## [TASK DIRECTIONS]
Copy every line of the following data that includes the string "content".

## [RECORD SET]
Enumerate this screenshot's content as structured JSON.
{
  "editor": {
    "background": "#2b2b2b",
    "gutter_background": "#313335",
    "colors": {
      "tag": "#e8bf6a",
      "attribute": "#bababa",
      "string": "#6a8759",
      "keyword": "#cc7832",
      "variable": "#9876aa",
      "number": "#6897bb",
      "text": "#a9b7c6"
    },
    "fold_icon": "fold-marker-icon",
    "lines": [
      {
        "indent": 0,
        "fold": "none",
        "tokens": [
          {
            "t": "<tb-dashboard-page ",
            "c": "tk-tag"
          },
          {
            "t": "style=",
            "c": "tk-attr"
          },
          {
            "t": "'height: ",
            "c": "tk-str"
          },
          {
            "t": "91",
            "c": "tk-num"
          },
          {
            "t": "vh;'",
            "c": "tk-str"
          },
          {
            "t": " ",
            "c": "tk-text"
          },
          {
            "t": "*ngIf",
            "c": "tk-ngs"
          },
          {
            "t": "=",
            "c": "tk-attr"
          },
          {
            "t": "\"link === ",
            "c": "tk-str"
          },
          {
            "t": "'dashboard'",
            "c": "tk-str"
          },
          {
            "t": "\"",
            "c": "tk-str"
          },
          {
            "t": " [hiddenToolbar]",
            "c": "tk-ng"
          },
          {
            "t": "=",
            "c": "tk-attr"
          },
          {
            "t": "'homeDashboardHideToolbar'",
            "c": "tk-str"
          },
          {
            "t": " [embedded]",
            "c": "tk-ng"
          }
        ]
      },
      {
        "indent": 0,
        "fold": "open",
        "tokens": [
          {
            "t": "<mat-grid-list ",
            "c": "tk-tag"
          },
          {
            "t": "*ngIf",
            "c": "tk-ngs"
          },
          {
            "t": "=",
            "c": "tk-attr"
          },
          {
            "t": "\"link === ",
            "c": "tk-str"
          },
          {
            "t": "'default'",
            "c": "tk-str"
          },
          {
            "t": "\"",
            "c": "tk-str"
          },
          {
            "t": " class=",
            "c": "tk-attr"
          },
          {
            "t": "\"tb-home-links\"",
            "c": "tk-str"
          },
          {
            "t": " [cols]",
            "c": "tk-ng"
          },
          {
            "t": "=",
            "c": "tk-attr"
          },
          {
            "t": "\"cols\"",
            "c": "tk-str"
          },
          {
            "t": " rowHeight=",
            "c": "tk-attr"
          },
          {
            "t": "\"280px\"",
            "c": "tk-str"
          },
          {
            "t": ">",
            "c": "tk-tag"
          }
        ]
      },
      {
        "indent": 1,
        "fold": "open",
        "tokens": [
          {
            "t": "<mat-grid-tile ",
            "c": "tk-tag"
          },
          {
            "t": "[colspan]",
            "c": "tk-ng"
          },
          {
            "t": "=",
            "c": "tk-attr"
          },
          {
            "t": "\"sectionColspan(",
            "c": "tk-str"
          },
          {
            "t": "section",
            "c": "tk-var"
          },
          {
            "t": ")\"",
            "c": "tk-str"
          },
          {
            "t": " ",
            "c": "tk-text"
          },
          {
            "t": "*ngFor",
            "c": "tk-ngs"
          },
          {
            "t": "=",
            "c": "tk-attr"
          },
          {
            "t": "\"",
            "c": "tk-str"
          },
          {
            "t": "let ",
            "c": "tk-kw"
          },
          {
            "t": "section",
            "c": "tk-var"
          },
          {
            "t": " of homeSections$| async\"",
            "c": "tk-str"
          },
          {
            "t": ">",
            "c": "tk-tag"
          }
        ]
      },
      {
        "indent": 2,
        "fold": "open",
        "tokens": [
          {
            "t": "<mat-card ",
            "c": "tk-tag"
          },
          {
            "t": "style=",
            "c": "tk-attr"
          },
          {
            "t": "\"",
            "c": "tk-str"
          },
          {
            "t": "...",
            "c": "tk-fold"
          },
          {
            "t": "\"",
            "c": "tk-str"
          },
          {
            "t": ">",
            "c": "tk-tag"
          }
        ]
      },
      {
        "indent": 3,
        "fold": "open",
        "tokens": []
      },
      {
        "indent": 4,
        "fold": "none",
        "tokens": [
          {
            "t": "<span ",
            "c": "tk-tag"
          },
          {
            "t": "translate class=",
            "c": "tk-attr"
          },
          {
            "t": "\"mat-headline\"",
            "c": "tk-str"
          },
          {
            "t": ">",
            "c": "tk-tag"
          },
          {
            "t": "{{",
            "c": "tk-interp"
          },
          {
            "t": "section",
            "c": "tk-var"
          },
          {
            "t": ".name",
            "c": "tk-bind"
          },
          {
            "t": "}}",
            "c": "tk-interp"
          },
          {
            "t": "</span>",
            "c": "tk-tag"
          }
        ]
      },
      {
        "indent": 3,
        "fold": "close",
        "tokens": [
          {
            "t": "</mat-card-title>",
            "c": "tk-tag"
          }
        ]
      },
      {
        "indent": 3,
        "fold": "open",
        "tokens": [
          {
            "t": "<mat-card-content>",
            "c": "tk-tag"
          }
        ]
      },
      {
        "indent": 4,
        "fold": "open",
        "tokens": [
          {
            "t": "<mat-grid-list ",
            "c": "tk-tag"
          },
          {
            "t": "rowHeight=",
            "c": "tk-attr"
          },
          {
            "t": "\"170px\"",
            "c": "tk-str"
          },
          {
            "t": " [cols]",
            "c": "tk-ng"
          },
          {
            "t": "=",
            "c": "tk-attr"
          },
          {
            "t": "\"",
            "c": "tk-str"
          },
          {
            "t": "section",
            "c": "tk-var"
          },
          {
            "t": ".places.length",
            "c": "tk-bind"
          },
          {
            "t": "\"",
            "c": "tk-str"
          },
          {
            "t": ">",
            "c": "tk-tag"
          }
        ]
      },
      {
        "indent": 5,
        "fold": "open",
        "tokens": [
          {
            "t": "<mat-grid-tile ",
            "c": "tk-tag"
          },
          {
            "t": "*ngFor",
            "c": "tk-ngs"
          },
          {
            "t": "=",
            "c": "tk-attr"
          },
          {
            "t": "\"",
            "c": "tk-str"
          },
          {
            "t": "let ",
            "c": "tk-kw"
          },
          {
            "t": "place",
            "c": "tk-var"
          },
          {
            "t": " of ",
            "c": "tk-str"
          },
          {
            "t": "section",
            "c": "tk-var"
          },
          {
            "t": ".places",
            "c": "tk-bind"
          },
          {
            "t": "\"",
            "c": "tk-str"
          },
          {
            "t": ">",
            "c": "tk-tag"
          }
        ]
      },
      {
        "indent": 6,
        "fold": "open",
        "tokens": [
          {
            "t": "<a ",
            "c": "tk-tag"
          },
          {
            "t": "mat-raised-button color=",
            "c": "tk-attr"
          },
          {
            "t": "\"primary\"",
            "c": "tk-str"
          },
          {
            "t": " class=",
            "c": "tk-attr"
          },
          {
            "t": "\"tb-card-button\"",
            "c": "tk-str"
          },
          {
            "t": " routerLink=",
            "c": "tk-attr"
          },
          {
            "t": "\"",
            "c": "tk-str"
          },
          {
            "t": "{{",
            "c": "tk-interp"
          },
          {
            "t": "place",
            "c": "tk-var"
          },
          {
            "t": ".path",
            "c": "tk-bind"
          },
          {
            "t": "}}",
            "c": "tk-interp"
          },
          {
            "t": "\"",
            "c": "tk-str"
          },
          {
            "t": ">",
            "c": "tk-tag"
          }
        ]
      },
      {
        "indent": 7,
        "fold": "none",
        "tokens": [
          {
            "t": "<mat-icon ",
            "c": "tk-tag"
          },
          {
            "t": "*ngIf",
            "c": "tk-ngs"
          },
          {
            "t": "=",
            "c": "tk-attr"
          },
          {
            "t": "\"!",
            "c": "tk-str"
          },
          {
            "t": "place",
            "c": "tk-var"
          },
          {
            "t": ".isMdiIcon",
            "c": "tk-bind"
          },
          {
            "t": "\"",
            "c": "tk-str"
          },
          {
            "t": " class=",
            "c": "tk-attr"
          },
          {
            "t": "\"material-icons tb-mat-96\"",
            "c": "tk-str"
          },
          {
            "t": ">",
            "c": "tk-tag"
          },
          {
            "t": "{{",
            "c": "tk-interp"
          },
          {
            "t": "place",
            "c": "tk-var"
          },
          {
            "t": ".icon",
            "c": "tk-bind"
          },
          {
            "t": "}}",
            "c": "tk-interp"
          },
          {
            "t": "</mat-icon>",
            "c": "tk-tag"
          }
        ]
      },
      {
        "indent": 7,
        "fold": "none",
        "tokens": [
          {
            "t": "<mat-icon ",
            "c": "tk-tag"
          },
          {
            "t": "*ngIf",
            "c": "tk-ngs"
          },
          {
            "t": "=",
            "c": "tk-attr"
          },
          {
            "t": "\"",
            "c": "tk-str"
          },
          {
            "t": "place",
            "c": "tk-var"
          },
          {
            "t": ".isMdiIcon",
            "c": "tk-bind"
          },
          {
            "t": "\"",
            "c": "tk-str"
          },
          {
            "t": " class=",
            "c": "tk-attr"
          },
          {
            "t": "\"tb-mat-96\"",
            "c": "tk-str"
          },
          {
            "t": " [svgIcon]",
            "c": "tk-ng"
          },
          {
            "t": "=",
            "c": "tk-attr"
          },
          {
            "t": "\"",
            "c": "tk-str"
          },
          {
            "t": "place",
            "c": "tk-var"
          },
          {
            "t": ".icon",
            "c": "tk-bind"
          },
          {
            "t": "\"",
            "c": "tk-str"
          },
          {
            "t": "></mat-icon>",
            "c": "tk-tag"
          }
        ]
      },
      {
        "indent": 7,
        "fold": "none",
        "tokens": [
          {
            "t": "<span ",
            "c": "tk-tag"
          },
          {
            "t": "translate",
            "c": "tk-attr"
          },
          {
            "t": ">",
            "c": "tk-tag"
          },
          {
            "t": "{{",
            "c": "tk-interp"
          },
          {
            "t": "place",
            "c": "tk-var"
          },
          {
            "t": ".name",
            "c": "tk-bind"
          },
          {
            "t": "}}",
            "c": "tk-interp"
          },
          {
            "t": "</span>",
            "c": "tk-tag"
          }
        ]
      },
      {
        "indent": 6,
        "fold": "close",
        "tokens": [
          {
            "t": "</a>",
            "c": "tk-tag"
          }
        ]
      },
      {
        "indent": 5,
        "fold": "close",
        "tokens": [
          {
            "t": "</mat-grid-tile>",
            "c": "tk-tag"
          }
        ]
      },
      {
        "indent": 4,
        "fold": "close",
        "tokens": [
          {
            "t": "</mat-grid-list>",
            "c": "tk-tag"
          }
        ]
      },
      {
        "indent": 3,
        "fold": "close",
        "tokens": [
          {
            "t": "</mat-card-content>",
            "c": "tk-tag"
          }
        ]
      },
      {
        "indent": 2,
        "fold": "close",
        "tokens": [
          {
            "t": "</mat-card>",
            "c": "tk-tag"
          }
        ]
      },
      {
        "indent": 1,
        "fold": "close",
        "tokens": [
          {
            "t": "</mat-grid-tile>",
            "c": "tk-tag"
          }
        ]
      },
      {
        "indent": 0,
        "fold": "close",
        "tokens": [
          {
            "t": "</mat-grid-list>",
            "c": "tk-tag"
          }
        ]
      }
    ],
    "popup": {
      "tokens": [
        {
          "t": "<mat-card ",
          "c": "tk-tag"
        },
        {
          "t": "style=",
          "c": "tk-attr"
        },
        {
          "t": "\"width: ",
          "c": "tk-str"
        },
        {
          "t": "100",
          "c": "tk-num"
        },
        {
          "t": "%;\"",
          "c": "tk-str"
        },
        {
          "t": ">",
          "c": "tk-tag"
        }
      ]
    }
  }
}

## [EXPECTED OUTPUT]
Enumerate this screenshot's content as structured JSON.
            "t": "<mat-card-content>",
            "t": "</mat-card-content>",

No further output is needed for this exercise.